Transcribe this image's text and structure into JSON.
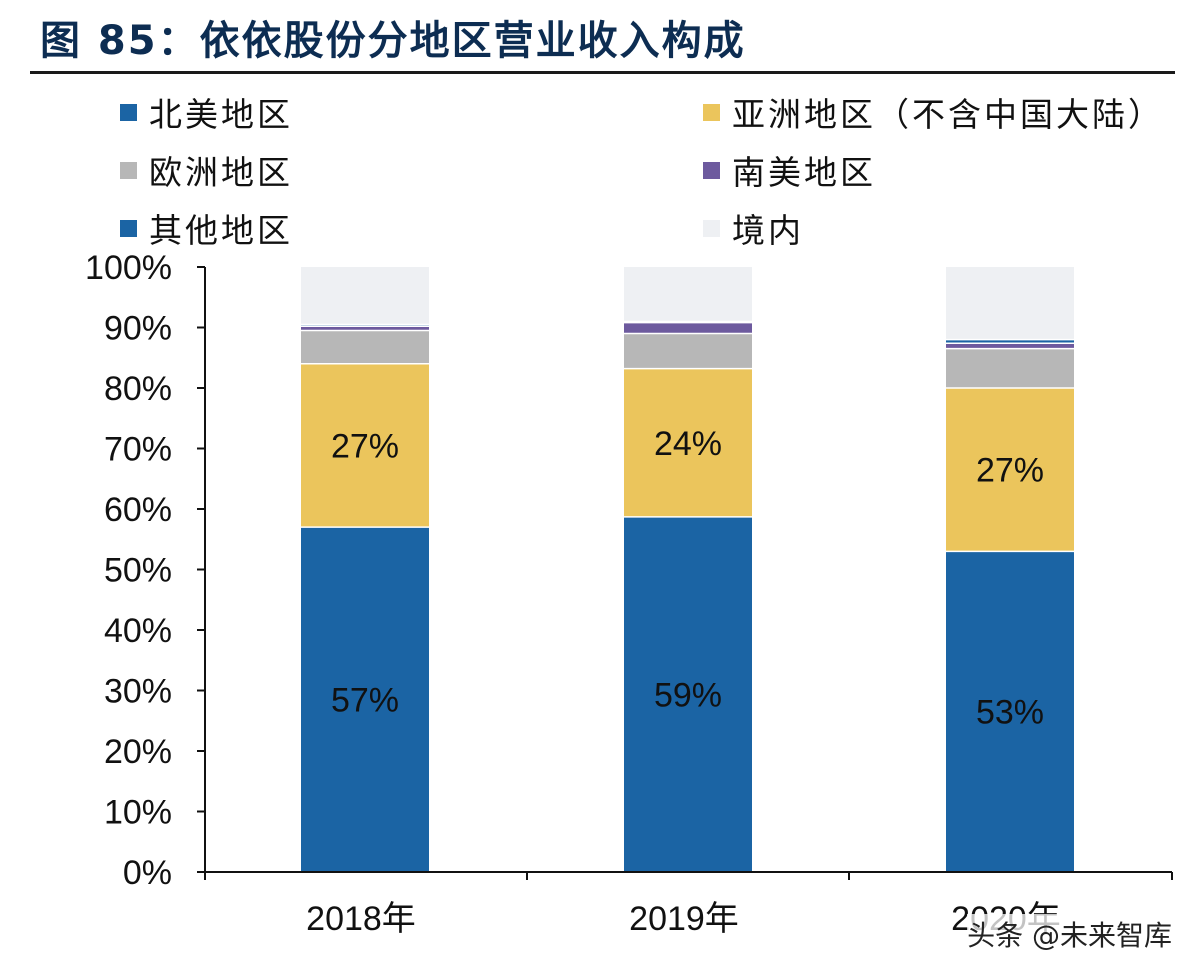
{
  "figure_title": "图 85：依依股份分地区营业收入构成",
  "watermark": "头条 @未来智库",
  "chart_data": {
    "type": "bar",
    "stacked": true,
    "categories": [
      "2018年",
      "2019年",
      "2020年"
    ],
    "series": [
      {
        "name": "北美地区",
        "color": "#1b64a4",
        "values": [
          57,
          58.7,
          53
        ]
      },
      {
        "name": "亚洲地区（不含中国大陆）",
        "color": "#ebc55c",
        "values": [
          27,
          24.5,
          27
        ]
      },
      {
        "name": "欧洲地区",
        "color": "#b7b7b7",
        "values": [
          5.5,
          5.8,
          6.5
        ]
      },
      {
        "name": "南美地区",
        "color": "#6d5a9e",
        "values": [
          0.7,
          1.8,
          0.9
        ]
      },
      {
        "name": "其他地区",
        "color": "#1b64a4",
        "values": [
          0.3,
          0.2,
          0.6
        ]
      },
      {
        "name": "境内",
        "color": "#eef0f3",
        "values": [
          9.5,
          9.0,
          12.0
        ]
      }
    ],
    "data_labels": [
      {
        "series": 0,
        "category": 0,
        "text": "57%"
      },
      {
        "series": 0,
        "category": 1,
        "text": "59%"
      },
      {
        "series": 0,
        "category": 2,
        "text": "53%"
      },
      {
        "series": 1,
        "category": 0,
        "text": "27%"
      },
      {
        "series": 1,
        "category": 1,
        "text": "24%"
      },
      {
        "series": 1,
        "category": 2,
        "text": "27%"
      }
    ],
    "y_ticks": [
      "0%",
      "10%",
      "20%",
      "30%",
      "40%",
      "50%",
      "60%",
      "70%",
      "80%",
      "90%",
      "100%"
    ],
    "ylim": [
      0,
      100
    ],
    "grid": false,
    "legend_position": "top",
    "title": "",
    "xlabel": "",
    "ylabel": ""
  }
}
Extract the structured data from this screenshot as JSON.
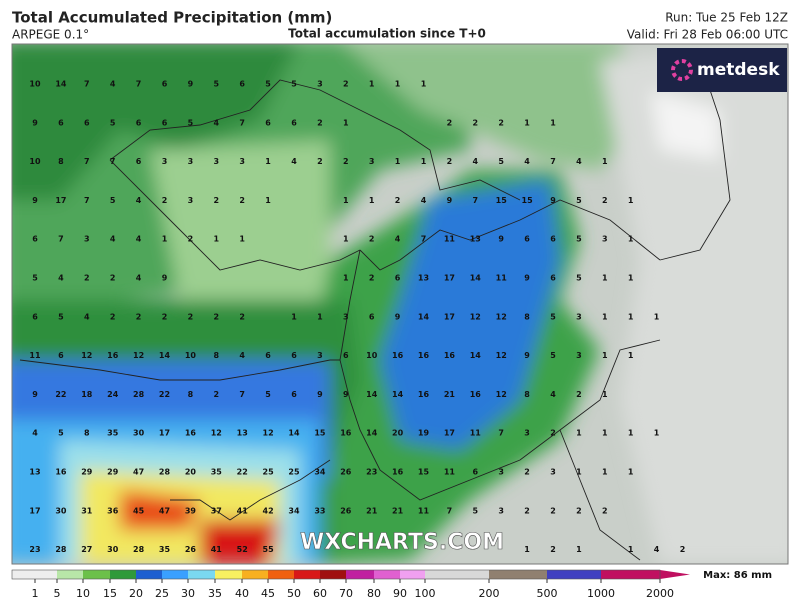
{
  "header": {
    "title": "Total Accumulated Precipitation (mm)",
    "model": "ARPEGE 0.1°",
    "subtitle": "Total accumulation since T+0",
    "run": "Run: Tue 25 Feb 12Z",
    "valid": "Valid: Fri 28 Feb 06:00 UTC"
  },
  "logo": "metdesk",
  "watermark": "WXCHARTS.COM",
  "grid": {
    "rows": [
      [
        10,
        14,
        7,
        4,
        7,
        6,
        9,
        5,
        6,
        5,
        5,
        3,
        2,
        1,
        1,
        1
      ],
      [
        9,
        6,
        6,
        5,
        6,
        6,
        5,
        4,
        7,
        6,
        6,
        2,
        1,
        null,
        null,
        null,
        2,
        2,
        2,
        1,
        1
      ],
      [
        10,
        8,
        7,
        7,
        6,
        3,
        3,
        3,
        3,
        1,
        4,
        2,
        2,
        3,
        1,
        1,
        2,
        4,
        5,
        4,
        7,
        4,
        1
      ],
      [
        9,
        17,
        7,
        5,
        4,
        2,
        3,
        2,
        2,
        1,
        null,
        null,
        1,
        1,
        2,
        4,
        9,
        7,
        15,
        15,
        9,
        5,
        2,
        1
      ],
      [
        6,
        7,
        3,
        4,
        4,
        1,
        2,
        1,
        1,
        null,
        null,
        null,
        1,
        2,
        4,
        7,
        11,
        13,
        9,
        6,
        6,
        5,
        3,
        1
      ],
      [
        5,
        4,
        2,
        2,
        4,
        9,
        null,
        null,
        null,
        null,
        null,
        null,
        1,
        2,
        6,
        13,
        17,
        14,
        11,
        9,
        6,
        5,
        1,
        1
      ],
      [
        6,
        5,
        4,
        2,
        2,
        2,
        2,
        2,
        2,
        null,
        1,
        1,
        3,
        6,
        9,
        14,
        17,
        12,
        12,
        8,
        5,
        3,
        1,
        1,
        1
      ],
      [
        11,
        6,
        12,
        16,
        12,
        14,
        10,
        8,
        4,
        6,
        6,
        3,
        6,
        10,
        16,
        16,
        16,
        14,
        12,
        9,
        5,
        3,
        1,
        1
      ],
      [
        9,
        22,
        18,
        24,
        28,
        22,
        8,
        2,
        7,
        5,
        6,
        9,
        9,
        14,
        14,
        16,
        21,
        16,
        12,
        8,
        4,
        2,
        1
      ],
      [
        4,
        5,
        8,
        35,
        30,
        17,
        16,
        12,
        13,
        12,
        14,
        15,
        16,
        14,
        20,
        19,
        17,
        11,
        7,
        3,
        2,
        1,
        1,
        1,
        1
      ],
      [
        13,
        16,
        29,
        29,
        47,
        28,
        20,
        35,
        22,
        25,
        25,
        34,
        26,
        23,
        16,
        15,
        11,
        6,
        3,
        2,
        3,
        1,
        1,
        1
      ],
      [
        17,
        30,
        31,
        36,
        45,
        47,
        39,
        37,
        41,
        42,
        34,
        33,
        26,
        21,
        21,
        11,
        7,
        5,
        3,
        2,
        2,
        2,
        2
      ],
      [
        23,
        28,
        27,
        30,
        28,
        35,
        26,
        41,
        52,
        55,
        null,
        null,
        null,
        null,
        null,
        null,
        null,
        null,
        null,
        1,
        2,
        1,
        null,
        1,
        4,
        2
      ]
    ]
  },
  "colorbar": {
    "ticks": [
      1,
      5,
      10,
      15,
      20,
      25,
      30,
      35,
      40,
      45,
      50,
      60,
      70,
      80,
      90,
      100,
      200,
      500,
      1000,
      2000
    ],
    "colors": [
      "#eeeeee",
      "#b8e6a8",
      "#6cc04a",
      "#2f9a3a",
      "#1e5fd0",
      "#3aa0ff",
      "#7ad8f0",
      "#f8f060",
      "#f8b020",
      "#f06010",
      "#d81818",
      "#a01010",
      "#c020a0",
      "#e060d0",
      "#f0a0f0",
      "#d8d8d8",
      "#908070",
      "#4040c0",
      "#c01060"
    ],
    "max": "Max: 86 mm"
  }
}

**Do this**
Copy everything in the records above except the pictures, exactly as written.

**Result**
Transcribe this image's text and structure into JSON.
{
  "figure_title": "图 85：依依股份分地区营业收入构成",
  "watermark": "头条 @未来智库",
  "chart_data": {
    "type": "bar",
    "stacked": true,
    "categories": [
      "2018年",
      "2019年",
      "2020年"
    ],
    "series": [
      {
        "name": "北美地区",
        "color": "#1b64a4",
        "values": [
          57,
          58.7,
          53
        ]
      },
      {
        "name": "亚洲地区（不含中国大陆）",
        "color": "#ebc55c",
        "values": [
          27,
          24.5,
          27
        ]
      },
      {
        "name": "欧洲地区",
        "color": "#b7b7b7",
        "values": [
          5.5,
          5.8,
          6.5
        ]
      },
      {
        "name": "南美地区",
        "color": "#6d5a9e",
        "values": [
          0.7,
          1.8,
          0.9
        ]
      },
      {
        "name": "其他地区",
        "color": "#1b64a4",
        "values": [
          0.3,
          0.2,
          0.6
        ]
      },
      {
        "name": "境内",
        "color": "#eef0f3",
        "values": [
          9.5,
          9.0,
          12.0
        ]
      }
    ],
    "data_labels": [
      {
        "series": 0,
        "category": 0,
        "text": "57%"
      },
      {
        "series": 0,
        "category": 1,
        "text": "59%"
      },
      {
        "series": 0,
        "category": 2,
        "text": "53%"
      },
      {
        "series": 1,
        "category": 0,
        "text": "27%"
      },
      {
        "series": 1,
        "category": 1,
        "text": "24%"
      },
      {
        "series": 1,
        "category": 2,
        "text": "27%"
      }
    ],
    "y_ticks": [
      "0%",
      "10%",
      "20%",
      "30%",
      "40%",
      "50%",
      "60%",
      "70%",
      "80%",
      "90%",
      "100%"
    ],
    "ylim": [
      0,
      100
    ],
    "grid": false,
    "legend_position": "top",
    "title": "",
    "xlabel": "",
    "ylabel": ""
  }
}
Extract the structured data from this screenshot as JSON.
{
  "header": {
    "title": "Total Accumulated Precipitation (mm)",
    "model": "ARPEGE 0.1°",
    "subtitle": "Total accumulation since T+0",
    "run": "Run: Tue 25 Feb 12Z",
    "valid": "Valid: Fri 28 Feb 06:00 UTC"
  },
  "logo": "metdesk",
  "watermark": "WXCHARTS.COM",
  "grid": {
    "rows": [
      [
        10,
        14,
        7,
        4,
        7,
        6,
        9,
        5,
        6,
        5,
        5,
        3,
        2,
        1,
        1,
        1
      ],
      [
        9,
        6,
        6,
        5,
        6,
        6,
        5,
        4,
        7,
        6,
        6,
        2,
        1,
        null,
        null,
        null,
        2,
        2,
        2,
        1,
        1
      ],
      [
        10,
        8,
        7,
        7,
        6,
        3,
        3,
        3,
        3,
        1,
        4,
        2,
        2,
        3,
        1,
        1,
        2,
        4,
        5,
        4,
        7,
        4,
        1
      ],
      [
        9,
        17,
        7,
        5,
        4,
        2,
        3,
        2,
        2,
        1,
        null,
        null,
        1,
        1,
        2,
        4,
        9,
        7,
        15,
        15,
        9,
        5,
        2,
        1
      ],
      [
        6,
        7,
        3,
        4,
        4,
        1,
        2,
        1,
        1,
        null,
        null,
        null,
        1,
        2,
        4,
        7,
        11,
        13,
        9,
        6,
        6,
        5,
        3,
        1
      ],
      [
        5,
        4,
        2,
        2,
        4,
        9,
        null,
        null,
        null,
        null,
        null,
        null,
        1,
        2,
        6,
        13,
        17,
        14,
        11,
        9,
        6,
        5,
        1,
        1
      ],
      [
        6,
        5,
        4,
        2,
        2,
        2,
        2,
        2,
        2,
        null,
        1,
        1,
        3,
        6,
        9,
        14,
        17,
        12,
        12,
        8,
        5,
        3,
        1,
        1,
        1
      ],
      [
        11,
        6,
        12,
        16,
        12,
        14,
        10,
        8,
        4,
        6,
        6,
        3,
        6,
        10,
        16,
        16,
        16,
        14,
        12,
        9,
        5,
        3,
        1,
        1
      ],
      [
        9,
        22,
        18,
        24,
        28,
        22,
        8,
        2,
        7,
        5,
        6,
        9,
        9,
        14,
        14,
        16,
        21,
        16,
        12,
        8,
        4,
        2,
        1
      ],
      [
        4,
        5,
        8,
        35,
        30,
        17,
        16,
        12,
        13,
        12,
        14,
        15,
        16,
        14,
        20,
        19,
        17,
        11,
        7,
        3,
        2,
        1,
        1,
        1,
        1
      ],
      [
        13,
        16,
        29,
        29,
        47,
        28,
        20,
        35,
        22,
        25,
        25,
        34,
        26,
        23,
        16,
        15,
        11,
        6,
        3,
        2,
        3,
        1,
        1,
        1
      ],
      [
        17,
        30,
        31,
        36,
        45,
        47,
        39,
        37,
        41,
        42,
        34,
        33,
        26,
        21,
        21,
        11,
        7,
        5,
        3,
        2,
        2,
        2,
        2
      ],
      [
        23,
        28,
        27,
        30,
        28,
        35,
        26,
        41,
        52,
        55,
        null,
        null,
        null,
        null,
        null,
        null,
        null,
        null,
        null,
        1,
        2,
        1,
        null,
        1,
        4,
        2
      ]
    ]
  },
  "colorbar": {
    "ticks": [
      1,
      5,
      10,
      15,
      20,
      25,
      30,
      35,
      40,
      45,
      50,
      60,
      70,
      80,
      90,
      100,
      200,
      500,
      1000,
      2000
    ],
    "colors": [
      "#eeeeee",
      "#b8e6a8",
      "#6cc04a",
      "#2f9a3a",
      "#1e5fd0",
      "#3aa0ff",
      "#7ad8f0",
      "#f8f060",
      "#f8b020",
      "#f06010",
      "#d81818",
      "#a01010",
      "#c020a0",
      "#e060d0",
      "#f0a0f0",
      "#d8d8d8",
      "#908070",
      "#4040c0",
      "#c01060"
    ],
    "max": "Max: 86 mm"
  }
}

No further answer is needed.